▶ Task material:

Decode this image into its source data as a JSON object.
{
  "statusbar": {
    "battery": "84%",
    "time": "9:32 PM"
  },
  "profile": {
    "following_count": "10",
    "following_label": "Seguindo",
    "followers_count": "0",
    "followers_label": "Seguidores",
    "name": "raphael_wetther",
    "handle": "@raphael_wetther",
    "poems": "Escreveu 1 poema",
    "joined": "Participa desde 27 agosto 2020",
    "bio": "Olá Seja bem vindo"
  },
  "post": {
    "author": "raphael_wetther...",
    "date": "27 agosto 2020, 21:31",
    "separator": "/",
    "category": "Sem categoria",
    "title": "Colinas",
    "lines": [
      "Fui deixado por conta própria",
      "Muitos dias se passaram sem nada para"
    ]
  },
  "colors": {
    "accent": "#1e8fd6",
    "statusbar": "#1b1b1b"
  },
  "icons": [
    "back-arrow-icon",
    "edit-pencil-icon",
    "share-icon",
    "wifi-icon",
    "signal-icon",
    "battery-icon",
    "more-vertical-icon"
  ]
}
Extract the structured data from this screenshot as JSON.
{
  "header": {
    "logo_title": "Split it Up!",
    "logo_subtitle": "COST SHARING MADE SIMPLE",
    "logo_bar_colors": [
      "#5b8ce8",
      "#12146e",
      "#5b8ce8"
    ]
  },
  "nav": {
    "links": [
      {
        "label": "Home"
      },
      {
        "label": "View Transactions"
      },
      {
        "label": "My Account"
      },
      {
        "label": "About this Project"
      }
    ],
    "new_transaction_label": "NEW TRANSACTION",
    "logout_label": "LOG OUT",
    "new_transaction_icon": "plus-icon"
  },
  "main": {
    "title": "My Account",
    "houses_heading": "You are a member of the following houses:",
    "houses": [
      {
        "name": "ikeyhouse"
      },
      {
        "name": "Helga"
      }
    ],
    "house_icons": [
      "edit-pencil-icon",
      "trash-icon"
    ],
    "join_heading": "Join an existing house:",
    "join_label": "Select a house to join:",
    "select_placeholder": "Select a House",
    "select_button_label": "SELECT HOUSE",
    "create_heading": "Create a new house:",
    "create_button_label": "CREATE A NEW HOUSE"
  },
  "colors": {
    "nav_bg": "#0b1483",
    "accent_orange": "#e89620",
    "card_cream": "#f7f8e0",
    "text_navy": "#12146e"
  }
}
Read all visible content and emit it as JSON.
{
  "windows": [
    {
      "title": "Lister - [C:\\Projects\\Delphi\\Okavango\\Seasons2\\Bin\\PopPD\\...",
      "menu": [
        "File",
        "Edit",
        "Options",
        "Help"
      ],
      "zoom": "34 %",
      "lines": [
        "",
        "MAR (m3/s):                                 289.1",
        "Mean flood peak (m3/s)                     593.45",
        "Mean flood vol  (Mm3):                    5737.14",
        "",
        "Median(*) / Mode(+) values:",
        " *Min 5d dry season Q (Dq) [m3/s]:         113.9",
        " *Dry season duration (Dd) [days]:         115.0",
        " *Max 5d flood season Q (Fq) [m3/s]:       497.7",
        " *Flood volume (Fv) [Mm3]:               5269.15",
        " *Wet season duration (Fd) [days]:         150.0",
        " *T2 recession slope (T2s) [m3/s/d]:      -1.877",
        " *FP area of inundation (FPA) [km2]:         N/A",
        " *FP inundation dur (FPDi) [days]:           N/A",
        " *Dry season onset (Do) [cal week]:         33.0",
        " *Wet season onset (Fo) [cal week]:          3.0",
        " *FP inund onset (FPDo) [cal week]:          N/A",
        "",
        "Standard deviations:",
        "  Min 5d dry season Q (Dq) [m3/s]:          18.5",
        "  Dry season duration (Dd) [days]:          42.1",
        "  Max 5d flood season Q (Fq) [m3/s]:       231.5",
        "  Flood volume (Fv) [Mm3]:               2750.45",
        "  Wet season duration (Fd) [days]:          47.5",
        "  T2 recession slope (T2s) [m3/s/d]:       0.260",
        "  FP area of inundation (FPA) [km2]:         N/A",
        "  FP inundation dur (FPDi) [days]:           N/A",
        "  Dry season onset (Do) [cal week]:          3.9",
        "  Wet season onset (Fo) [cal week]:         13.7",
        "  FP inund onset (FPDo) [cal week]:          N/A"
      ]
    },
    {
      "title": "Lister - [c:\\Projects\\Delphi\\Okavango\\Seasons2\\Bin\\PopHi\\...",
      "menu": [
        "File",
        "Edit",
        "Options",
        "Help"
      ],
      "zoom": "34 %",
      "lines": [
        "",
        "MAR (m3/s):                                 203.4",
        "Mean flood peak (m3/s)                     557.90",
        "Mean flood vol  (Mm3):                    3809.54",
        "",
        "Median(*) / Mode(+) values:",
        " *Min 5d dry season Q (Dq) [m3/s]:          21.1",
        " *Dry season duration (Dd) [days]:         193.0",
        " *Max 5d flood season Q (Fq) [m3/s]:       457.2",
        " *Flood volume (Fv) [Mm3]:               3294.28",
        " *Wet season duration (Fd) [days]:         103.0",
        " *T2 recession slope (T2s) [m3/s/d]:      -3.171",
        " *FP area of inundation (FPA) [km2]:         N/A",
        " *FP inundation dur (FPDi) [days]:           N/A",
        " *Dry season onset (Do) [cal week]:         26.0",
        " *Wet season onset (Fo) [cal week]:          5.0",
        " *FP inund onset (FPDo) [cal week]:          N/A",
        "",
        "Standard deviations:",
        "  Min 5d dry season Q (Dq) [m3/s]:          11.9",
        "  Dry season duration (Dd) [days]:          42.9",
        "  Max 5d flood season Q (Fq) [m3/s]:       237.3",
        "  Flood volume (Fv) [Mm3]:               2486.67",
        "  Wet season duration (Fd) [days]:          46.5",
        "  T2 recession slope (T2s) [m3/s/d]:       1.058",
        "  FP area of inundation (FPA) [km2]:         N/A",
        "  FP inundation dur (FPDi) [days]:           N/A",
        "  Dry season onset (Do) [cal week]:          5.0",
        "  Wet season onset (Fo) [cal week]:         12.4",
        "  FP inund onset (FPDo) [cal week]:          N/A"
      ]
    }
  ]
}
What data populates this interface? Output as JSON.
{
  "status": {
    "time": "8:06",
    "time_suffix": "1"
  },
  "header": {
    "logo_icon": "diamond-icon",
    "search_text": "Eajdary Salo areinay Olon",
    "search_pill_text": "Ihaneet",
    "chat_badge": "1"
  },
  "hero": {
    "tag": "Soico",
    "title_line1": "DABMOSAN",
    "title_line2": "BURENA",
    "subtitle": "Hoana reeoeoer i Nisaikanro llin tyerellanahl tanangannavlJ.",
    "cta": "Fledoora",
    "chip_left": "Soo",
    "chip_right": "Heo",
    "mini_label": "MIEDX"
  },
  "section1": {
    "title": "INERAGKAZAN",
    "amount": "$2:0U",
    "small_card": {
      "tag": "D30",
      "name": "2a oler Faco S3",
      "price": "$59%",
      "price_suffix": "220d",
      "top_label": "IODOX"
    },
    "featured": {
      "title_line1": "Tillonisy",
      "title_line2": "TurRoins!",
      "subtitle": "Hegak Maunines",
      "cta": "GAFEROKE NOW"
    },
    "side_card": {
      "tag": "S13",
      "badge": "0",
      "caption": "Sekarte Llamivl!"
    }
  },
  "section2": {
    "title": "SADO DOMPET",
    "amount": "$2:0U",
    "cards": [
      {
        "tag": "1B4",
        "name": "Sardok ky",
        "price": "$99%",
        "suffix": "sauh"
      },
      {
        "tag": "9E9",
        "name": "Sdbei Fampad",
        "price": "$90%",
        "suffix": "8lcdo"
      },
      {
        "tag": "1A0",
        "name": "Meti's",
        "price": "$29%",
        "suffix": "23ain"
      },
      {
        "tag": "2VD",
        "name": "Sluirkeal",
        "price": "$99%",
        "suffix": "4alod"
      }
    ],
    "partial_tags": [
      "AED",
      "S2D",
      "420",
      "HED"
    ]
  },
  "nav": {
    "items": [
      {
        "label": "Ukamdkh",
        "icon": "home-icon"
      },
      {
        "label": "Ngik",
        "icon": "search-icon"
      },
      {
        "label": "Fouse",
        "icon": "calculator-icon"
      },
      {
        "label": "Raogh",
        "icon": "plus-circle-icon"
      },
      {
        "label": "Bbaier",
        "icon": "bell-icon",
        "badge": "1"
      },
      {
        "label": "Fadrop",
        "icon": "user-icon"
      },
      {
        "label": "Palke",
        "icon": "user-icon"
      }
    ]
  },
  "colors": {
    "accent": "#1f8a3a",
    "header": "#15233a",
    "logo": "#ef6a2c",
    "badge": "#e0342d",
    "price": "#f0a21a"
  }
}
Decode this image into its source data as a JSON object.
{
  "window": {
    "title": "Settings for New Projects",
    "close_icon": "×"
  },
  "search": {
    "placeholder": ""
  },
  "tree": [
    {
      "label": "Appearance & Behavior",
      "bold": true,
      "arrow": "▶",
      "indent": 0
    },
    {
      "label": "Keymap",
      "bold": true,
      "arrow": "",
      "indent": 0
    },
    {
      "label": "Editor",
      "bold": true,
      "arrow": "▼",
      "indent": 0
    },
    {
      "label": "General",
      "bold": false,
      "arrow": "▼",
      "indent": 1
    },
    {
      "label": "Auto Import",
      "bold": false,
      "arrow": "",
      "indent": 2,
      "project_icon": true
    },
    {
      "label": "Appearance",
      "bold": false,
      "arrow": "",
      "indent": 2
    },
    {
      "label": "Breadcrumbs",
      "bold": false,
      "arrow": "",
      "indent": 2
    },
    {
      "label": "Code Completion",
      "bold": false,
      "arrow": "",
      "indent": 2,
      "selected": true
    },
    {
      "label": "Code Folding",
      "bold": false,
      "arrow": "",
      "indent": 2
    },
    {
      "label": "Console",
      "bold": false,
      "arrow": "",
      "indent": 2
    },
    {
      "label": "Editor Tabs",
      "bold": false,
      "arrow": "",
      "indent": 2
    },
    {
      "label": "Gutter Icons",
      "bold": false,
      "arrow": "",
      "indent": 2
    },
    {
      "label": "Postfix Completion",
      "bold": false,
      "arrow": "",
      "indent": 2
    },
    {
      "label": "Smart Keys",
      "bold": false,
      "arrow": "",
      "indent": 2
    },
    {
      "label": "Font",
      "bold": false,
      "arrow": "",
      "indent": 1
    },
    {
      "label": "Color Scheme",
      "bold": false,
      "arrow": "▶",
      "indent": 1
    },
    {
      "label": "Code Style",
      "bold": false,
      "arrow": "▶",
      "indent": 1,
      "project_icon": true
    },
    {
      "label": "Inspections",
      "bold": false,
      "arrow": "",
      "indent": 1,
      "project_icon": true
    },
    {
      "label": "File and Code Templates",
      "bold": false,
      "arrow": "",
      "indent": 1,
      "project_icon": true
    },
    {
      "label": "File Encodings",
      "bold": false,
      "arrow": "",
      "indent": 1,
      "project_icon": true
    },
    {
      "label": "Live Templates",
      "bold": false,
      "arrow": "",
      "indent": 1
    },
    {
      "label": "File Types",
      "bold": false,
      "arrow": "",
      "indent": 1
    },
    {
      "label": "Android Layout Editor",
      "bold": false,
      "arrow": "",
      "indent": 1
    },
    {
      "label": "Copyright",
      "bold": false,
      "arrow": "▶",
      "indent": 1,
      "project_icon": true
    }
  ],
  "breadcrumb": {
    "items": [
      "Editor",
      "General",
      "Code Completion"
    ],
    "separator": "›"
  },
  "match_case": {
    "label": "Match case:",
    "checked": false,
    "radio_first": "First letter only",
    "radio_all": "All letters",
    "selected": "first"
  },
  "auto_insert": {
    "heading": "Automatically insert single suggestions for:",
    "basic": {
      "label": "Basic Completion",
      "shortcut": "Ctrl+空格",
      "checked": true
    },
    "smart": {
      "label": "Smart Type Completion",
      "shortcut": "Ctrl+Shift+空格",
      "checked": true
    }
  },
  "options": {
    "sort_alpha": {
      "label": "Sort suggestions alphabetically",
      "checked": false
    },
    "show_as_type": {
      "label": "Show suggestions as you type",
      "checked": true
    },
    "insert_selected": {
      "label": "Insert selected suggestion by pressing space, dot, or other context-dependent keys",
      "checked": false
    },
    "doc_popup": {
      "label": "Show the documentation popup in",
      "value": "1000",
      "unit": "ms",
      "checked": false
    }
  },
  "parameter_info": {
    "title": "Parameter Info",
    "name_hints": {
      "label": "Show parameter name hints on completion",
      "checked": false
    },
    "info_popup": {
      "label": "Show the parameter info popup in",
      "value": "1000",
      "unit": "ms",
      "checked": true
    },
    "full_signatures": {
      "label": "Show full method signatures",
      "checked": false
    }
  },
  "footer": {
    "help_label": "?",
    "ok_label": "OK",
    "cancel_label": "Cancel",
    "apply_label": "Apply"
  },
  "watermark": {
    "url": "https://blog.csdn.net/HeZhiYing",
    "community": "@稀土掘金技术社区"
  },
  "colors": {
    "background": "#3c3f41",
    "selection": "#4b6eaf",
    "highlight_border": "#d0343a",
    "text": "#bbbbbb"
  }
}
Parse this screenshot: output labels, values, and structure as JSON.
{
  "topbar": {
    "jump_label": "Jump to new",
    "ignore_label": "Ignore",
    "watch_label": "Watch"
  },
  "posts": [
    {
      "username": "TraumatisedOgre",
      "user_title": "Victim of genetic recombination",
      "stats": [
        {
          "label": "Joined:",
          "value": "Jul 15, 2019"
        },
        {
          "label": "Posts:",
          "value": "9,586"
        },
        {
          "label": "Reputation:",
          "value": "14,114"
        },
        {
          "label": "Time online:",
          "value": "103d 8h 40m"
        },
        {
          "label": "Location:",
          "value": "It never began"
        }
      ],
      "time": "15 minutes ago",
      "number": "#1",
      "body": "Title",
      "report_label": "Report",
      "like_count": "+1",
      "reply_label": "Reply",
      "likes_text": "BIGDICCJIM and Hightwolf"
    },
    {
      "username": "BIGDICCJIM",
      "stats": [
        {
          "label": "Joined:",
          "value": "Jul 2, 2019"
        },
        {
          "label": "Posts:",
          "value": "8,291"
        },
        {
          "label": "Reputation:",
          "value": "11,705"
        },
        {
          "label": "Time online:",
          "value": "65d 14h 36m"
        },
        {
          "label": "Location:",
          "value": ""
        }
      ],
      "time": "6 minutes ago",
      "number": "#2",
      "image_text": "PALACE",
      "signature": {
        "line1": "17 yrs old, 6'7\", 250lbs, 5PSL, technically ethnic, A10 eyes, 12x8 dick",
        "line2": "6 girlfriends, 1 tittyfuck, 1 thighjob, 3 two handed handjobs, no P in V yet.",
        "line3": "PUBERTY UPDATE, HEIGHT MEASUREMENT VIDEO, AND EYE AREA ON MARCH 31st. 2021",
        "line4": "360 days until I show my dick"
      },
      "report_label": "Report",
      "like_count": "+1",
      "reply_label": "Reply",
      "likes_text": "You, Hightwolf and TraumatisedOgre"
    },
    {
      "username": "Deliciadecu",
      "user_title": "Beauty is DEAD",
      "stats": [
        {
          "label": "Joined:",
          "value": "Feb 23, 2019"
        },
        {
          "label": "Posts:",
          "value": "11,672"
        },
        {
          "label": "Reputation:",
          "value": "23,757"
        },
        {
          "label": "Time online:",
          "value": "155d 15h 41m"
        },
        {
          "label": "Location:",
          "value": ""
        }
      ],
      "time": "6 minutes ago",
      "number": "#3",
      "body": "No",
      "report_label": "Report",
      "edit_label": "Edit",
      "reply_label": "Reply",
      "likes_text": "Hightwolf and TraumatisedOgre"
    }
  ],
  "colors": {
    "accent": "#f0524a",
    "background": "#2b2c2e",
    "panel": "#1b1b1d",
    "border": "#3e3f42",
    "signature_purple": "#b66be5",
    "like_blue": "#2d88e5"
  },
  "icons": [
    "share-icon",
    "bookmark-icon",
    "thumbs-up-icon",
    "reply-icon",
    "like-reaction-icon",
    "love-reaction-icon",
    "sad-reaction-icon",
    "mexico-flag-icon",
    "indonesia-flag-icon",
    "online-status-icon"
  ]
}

▶ Required work:
Using the records above, copy every line that has the word "this" in it.

▶ Finished exercise:
Decode this image into its source data as a JSON object.
Extract the structured data from this screenshot as JSON.
        "label": "About this Project"
What data populates this interface? Output as JSON.
Decode this image into its source data as a JSON object.
Parse this screenshot: output labels, values, and structure as JSON.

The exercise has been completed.